### [The exercise]
Report the count of lines below that include "likes", without any other text.

### [Data lines]

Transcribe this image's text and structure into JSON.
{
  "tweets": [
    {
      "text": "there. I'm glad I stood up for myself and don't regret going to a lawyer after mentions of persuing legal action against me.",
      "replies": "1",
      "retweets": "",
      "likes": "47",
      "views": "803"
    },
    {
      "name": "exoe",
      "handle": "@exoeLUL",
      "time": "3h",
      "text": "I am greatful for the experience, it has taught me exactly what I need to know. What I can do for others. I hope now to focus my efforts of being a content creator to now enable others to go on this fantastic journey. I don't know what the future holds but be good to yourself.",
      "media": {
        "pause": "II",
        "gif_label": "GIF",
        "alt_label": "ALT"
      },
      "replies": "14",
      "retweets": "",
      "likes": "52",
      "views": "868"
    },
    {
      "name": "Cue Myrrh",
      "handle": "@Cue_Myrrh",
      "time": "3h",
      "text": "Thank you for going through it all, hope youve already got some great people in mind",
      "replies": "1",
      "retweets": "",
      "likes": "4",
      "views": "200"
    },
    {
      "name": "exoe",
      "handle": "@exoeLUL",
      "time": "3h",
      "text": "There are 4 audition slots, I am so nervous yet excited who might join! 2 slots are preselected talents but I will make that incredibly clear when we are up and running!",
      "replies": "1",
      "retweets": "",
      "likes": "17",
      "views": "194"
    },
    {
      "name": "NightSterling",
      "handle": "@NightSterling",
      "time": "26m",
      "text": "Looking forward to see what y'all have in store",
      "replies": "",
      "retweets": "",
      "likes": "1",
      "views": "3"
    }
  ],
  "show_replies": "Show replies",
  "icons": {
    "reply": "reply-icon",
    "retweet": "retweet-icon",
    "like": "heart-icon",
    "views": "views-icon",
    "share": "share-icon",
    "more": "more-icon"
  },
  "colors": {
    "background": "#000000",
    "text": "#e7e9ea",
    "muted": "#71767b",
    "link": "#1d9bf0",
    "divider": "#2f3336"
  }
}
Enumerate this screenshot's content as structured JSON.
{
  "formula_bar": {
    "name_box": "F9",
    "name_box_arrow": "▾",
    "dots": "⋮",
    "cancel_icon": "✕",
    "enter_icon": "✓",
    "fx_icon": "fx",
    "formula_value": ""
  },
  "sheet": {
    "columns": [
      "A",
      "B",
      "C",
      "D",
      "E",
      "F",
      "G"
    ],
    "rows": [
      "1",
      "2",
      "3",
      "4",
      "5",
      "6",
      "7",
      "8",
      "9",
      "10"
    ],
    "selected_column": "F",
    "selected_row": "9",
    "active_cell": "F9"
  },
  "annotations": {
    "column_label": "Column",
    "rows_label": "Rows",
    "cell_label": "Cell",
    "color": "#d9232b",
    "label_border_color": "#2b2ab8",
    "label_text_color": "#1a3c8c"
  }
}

### [Written solution]
5